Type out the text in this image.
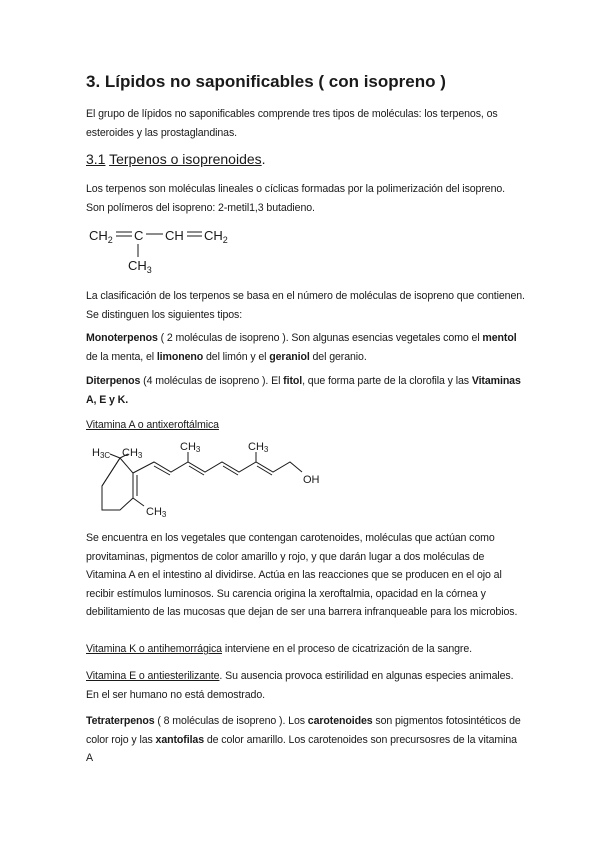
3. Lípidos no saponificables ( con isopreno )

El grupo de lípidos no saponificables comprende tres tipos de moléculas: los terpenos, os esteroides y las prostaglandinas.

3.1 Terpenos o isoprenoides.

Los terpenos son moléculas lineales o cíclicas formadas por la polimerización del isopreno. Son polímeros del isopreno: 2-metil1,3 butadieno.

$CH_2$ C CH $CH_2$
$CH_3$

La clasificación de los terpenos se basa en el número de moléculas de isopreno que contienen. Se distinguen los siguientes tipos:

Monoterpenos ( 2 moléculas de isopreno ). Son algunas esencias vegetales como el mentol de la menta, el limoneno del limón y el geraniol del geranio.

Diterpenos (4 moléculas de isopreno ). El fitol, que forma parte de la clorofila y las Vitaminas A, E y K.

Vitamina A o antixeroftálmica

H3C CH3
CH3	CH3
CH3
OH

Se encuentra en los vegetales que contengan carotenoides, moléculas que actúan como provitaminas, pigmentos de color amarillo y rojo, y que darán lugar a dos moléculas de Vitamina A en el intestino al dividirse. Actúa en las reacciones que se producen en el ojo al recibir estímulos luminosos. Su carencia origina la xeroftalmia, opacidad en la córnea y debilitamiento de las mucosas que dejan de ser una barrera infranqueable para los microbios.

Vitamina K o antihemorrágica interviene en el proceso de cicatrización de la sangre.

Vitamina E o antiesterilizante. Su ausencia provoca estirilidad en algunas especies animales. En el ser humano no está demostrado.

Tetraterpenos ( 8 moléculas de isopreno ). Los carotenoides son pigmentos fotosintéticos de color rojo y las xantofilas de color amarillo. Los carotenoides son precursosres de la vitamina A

__________

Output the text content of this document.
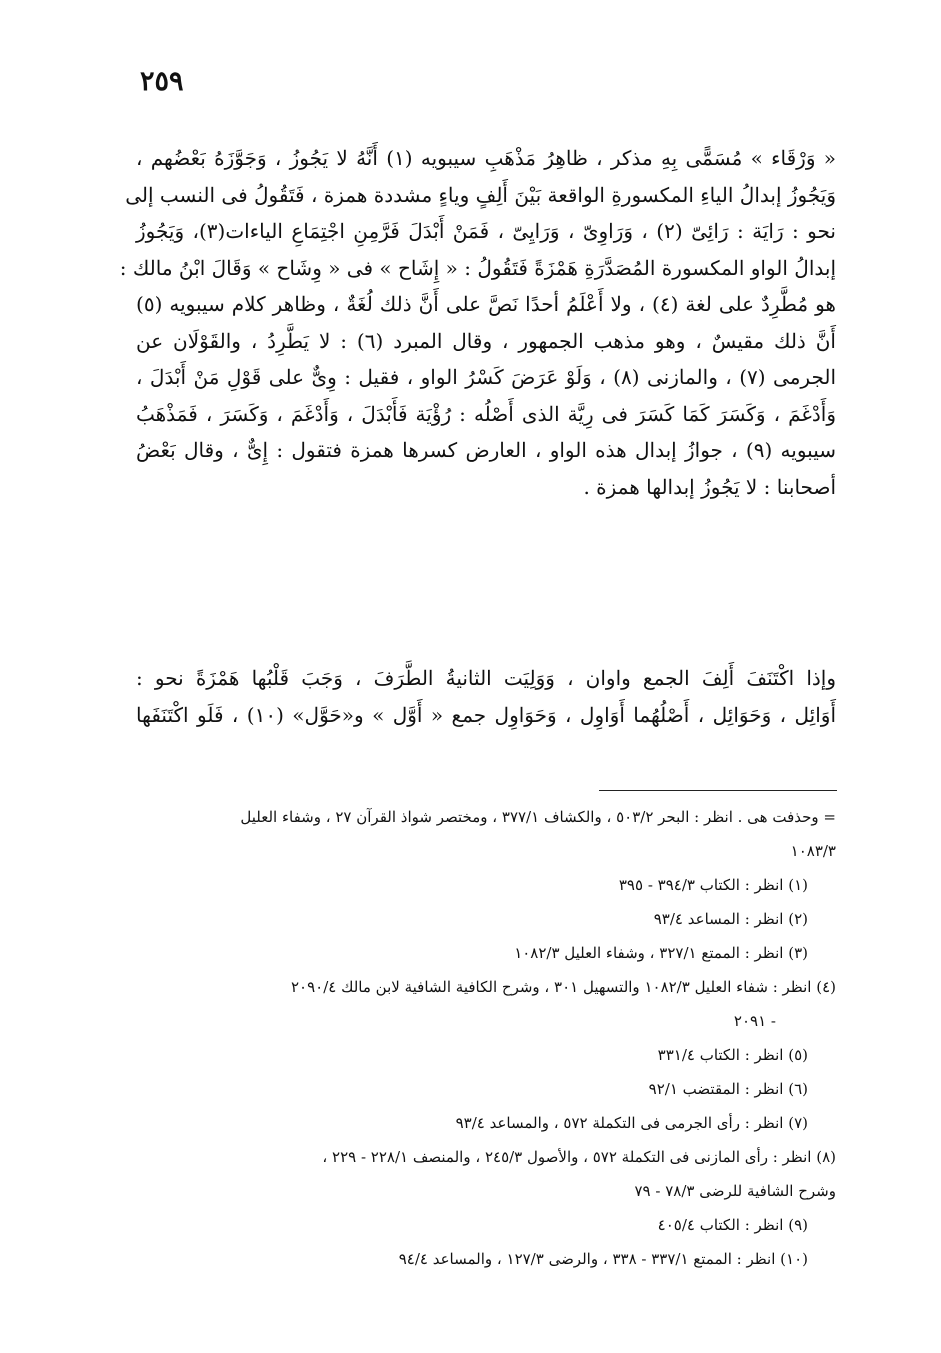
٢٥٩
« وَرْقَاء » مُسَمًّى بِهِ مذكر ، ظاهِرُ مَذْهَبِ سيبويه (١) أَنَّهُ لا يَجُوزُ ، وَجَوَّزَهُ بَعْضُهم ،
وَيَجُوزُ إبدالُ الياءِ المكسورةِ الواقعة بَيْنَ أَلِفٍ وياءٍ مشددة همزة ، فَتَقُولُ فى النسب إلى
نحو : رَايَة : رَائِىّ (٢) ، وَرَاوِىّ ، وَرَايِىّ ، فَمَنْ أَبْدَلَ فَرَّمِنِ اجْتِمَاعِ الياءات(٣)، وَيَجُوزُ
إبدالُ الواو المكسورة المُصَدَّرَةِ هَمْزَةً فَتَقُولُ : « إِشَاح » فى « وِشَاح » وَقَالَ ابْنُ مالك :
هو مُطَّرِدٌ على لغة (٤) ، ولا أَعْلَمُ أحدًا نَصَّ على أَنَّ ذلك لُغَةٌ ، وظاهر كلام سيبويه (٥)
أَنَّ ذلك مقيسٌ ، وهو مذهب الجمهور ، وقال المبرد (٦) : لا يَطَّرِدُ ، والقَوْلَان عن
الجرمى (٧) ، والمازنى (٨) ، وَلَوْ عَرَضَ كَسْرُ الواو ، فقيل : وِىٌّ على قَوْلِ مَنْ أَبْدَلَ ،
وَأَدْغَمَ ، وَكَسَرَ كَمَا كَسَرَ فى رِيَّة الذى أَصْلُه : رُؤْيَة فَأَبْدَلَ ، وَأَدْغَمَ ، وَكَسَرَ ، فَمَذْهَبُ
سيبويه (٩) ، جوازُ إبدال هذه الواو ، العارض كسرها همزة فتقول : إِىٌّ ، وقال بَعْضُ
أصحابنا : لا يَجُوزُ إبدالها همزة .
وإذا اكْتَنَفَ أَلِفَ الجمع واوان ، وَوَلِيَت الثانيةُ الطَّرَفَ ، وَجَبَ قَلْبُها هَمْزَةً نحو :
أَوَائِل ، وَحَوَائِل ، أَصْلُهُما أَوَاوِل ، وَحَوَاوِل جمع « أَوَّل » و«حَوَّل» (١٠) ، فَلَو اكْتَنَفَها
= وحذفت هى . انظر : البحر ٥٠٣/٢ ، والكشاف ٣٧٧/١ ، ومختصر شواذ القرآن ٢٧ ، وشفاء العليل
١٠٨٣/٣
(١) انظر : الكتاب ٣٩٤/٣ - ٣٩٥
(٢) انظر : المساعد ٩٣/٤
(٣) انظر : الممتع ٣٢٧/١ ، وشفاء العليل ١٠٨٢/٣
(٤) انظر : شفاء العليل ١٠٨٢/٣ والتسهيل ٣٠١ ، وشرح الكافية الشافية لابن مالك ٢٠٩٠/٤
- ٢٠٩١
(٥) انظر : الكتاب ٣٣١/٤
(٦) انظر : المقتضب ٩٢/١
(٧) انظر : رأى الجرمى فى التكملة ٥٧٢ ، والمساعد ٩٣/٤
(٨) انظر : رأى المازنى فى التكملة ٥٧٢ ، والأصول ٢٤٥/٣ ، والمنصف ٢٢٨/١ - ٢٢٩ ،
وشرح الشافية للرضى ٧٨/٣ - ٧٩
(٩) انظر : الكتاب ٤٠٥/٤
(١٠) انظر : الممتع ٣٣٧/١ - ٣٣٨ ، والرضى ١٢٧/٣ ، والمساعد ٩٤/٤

__________

- **TASK DETAILS**
Your task is to report how many lines of the material include the string "algunas". Give the number and no other words.

- **RESPONSE BELOW**
2